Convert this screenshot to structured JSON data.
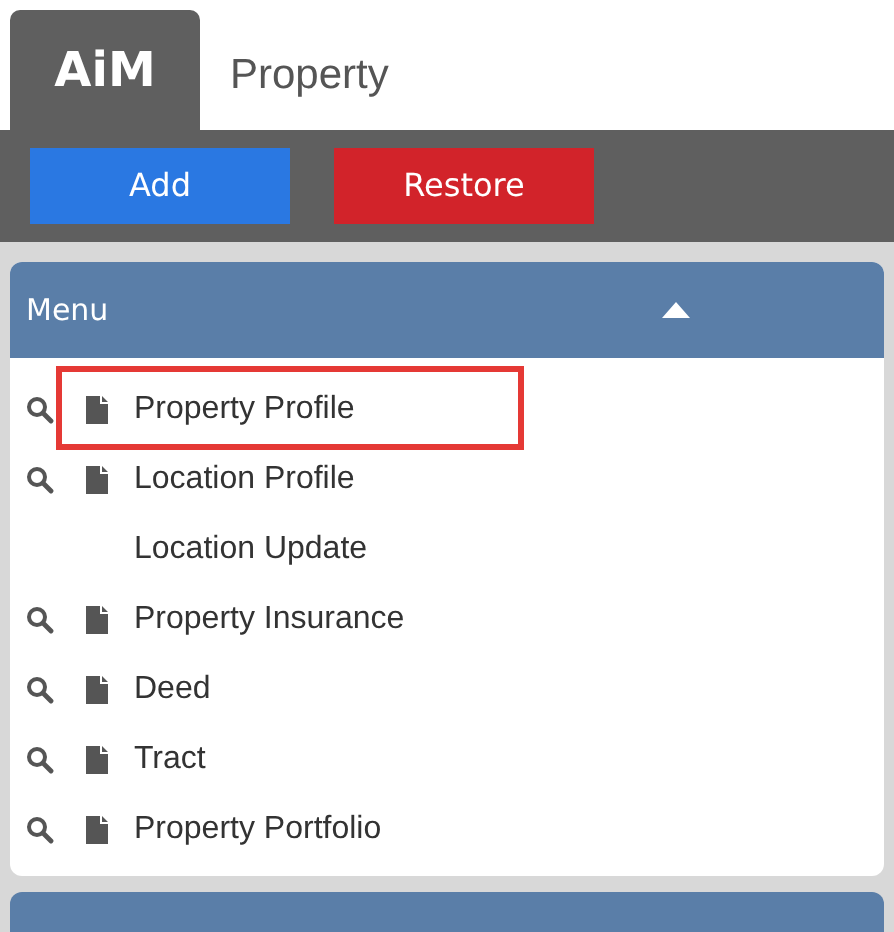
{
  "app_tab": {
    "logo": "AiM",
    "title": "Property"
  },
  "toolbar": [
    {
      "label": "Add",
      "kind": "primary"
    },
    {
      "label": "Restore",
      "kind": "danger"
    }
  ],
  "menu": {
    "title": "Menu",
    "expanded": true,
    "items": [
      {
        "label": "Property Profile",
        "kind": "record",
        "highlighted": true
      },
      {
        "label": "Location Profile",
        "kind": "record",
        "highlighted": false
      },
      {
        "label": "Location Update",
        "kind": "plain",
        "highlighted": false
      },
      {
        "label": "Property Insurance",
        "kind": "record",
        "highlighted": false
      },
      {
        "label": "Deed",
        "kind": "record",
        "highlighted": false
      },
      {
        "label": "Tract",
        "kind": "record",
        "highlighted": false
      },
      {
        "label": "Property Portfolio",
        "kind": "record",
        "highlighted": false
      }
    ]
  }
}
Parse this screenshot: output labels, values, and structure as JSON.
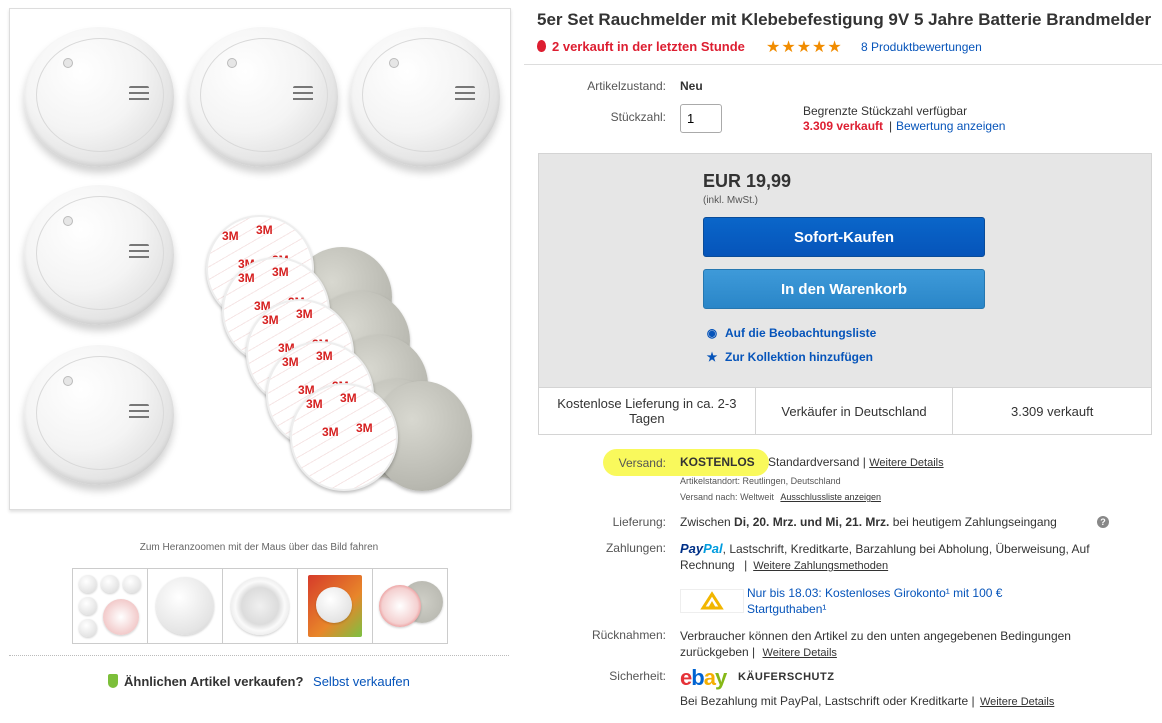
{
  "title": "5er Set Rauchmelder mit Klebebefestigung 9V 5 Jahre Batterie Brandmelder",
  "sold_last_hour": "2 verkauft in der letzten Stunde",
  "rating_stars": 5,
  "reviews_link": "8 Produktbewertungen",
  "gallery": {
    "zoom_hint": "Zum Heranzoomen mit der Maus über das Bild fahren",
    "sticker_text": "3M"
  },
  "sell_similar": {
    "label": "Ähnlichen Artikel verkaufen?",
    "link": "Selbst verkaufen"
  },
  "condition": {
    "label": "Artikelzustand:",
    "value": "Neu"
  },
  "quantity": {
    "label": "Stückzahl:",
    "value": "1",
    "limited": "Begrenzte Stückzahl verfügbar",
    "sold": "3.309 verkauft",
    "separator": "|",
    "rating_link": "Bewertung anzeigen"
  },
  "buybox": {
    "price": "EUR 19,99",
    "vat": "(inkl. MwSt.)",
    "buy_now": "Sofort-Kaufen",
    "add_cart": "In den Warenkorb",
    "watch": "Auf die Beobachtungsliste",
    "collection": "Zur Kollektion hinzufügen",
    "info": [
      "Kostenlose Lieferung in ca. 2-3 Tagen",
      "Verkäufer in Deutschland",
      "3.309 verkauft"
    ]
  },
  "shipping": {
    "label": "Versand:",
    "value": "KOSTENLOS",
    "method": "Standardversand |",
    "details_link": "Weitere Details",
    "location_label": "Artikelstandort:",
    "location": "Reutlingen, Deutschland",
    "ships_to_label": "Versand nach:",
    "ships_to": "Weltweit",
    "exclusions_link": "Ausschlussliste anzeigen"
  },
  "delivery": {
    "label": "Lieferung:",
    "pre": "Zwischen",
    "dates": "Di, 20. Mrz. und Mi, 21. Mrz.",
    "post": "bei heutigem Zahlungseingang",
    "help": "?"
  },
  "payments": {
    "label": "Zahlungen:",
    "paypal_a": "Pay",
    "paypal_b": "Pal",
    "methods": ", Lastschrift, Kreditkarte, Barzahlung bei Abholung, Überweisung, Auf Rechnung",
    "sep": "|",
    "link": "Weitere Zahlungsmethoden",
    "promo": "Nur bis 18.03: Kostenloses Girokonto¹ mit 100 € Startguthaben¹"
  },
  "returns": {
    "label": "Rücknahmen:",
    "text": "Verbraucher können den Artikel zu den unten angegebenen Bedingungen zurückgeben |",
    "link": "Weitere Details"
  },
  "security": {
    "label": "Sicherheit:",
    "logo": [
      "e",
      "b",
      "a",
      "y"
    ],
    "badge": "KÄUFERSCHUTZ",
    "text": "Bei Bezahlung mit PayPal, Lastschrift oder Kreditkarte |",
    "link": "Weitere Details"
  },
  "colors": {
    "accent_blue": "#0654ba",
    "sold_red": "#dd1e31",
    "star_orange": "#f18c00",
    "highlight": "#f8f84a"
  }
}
= = = = =
TASK REQUIREMENTS. Read through the data and copy every line where "screenshot" shows up.

COMPLETED EXERCISE.
Convert this screenshot to structured JSON data.
Parse this screenshot: output labels, values, and structure as JSON.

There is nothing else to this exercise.